#### [Task brief]
Set down every entry word for word. Omit the pictures.

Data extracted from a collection

□ □ □ □ □

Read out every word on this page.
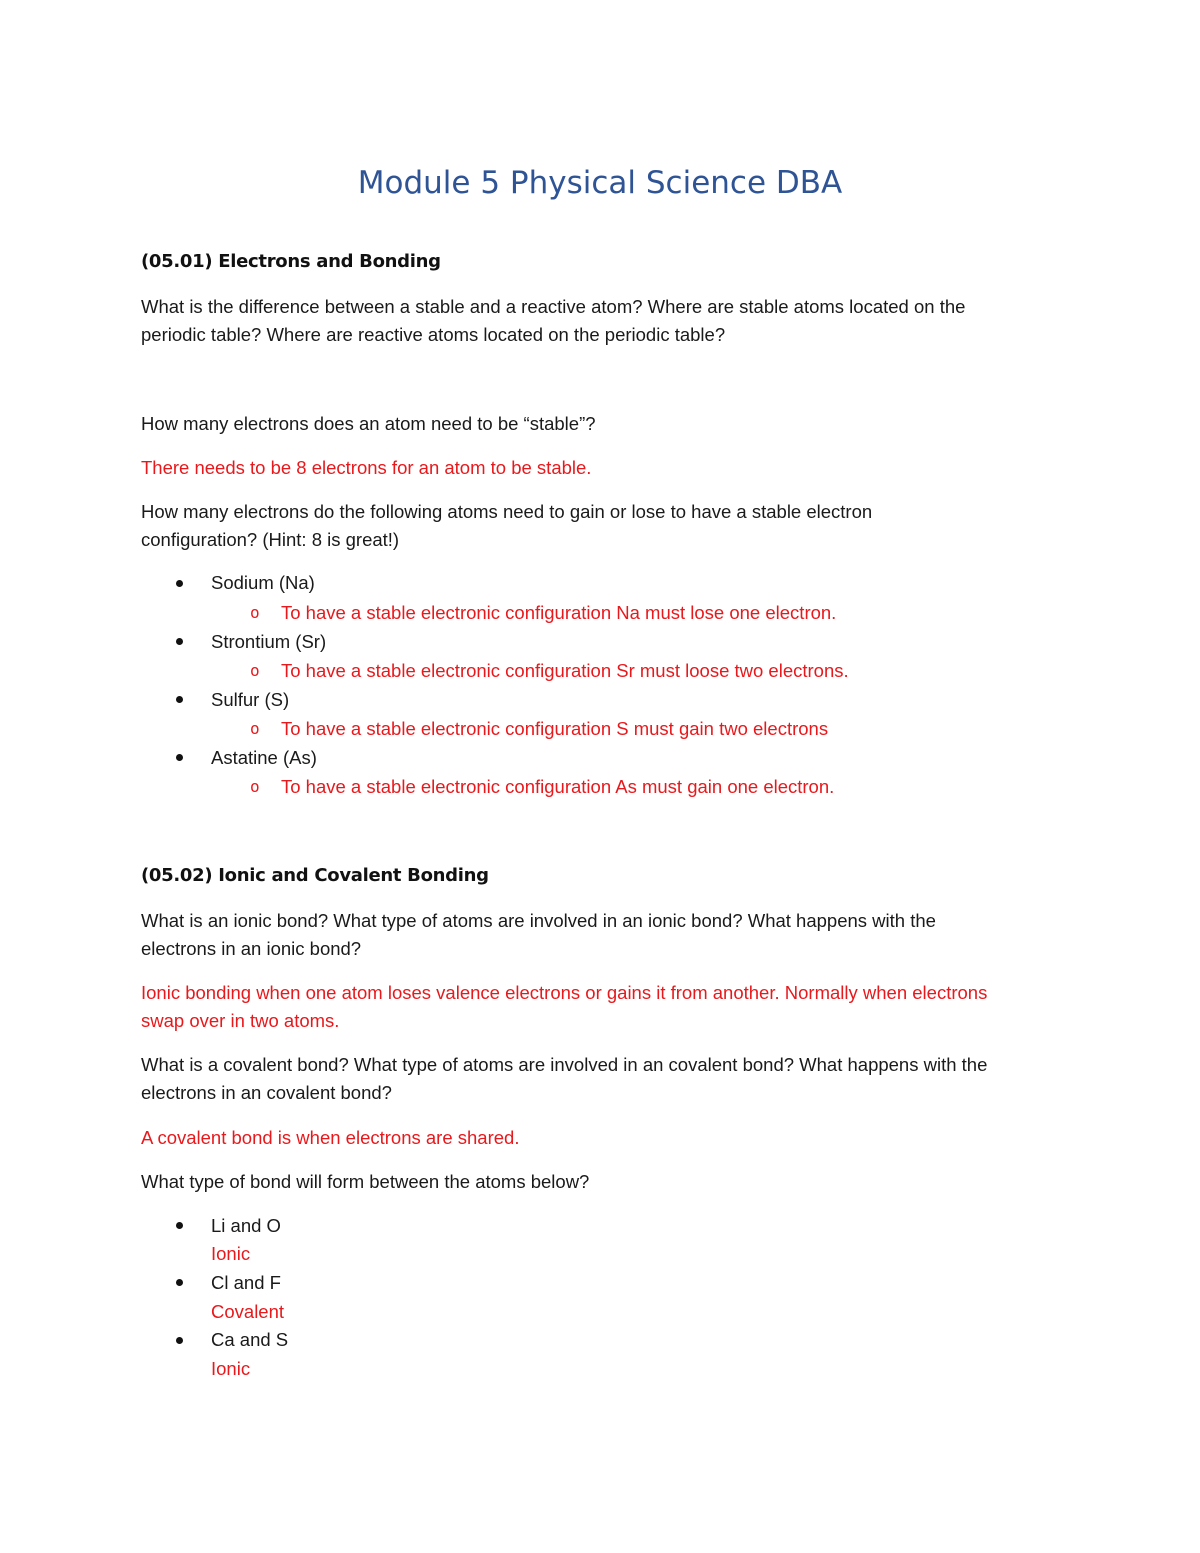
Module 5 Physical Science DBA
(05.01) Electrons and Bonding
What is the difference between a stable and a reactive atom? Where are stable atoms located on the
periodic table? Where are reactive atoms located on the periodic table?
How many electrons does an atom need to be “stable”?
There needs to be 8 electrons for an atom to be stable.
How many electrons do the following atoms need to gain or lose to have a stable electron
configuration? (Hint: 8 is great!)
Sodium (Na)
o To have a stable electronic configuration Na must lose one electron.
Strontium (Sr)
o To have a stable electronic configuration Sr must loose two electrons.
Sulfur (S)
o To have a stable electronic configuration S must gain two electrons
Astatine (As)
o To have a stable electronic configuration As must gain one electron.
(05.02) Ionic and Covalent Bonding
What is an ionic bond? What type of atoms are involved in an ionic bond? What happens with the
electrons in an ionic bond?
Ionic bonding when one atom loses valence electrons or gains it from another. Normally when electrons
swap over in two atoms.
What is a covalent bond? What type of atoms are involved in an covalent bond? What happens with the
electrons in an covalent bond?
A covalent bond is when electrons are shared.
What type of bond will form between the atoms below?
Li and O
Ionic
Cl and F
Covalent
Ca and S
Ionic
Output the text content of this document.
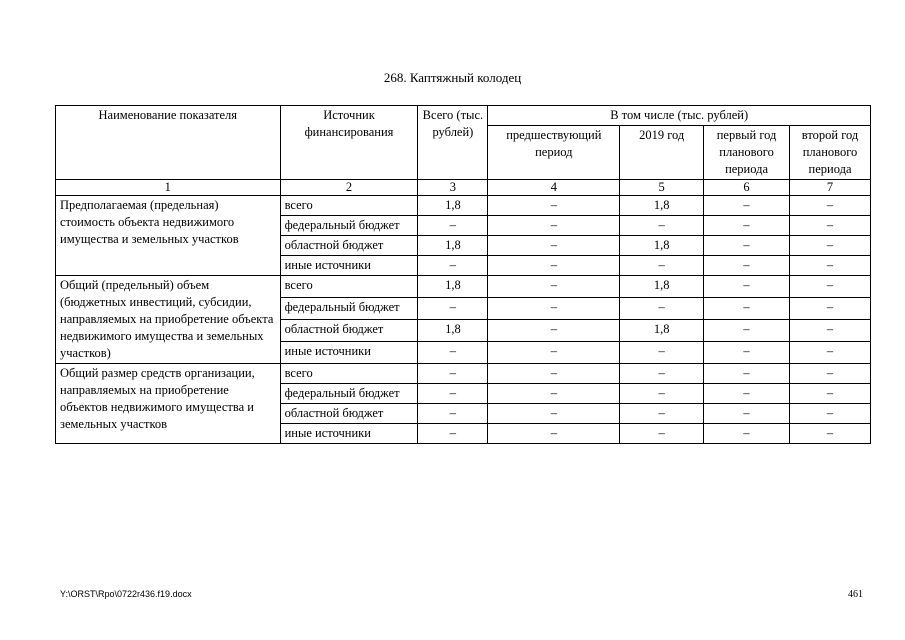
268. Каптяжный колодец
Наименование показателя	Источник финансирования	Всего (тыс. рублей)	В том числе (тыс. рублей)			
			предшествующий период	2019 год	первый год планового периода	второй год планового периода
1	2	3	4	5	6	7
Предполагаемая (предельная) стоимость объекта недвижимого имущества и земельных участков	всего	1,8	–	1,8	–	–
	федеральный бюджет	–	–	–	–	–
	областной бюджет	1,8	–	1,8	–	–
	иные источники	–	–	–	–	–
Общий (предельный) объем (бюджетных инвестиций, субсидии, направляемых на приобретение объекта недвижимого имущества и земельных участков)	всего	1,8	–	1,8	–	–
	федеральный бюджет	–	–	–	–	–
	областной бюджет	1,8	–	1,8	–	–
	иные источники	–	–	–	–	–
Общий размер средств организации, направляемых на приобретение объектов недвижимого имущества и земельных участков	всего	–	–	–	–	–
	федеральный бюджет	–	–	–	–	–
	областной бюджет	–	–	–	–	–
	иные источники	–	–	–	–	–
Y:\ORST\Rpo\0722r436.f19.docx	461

□ □ □ □ □

#### [Task output]
Read out every word on this page.
Module 5 Physical Science DBA
(05.01) Electrons and Bonding
What is the difference between a stable and a reactive atom? Where are stable atoms located on the
periodic table? Where are reactive atoms located on the periodic table?
How many electrons does an atom need to be “stable”?
There needs to be 8 electrons for an atom to be stable.
How many electrons do the following atoms need to gain or lose to have a stable electron
configuration? (Hint: 8 is great!)
Sodium (Na)
o To have a stable electronic configuration Na must lose one electron.
Strontium (Sr)
o To have a stable electronic configuration Sr must loose two electrons.
Sulfur (S)
o To have a stable electronic configuration S must gain two electrons
Astatine (As)
o To have a stable electronic configuration As must gain one electron.
(05.02) Ionic and Covalent Bonding
What is an ionic bond? What type of atoms are involved in an ionic bond? What happens with the
electrons in an ionic bond?
Ionic bonding when one atom loses valence electrons or gains it from another. Normally when electrons
swap over in two atoms.
What is a covalent bond? What type of atoms are involved in an covalent bond? What happens with the
electrons in an covalent bond?
A covalent bond is when electrons are shared.
What type of bond will form between the atoms below?
Li and O
Ionic
Cl and F
Covalent
Ca and S
Ionic
Output the text content of this document.
268. Каптяжный колодец
Наименование показателя	Источник финансирования	Всего (тыс. рублей)	В том числе (тыс. рублей)			
			предшествующий период	2019 год	первый год планового периода	второй год планового периода
1	2	3	4	5	6	7
Предполагаемая (предельная) стоимость объекта недвижимого имущества и земельных участков	всего	1,8	–	1,8	–	–
	федеральный бюджет	–	–	–	–	–
	областной бюджет	1,8	–	1,8	–	–
	иные источники	–	–	–	–	–
Общий (предельный) объем (бюджетных инвестиций, субсидии, направляемых на приобретение объекта недвижимого имущества и земельных участков)	всего	1,8	–	1,8	–	–
	федеральный бюджет	–	–	–	–	–
	областной бюджет	1,8	–	1,8	–	–
	иные источники	–	–	–	–	–
Общий размер средств организации, направляемых на приобретение объектов недвижимого имущества и земельных участков	всего	–	–	–	–	–
	федеральный бюджет	–	–	–	–	–
	областной бюджет	–	–	–	–	–
	иные источники	–	–	–	–	–
Y:\ORST\Rpo\0722r436.f19.docx	461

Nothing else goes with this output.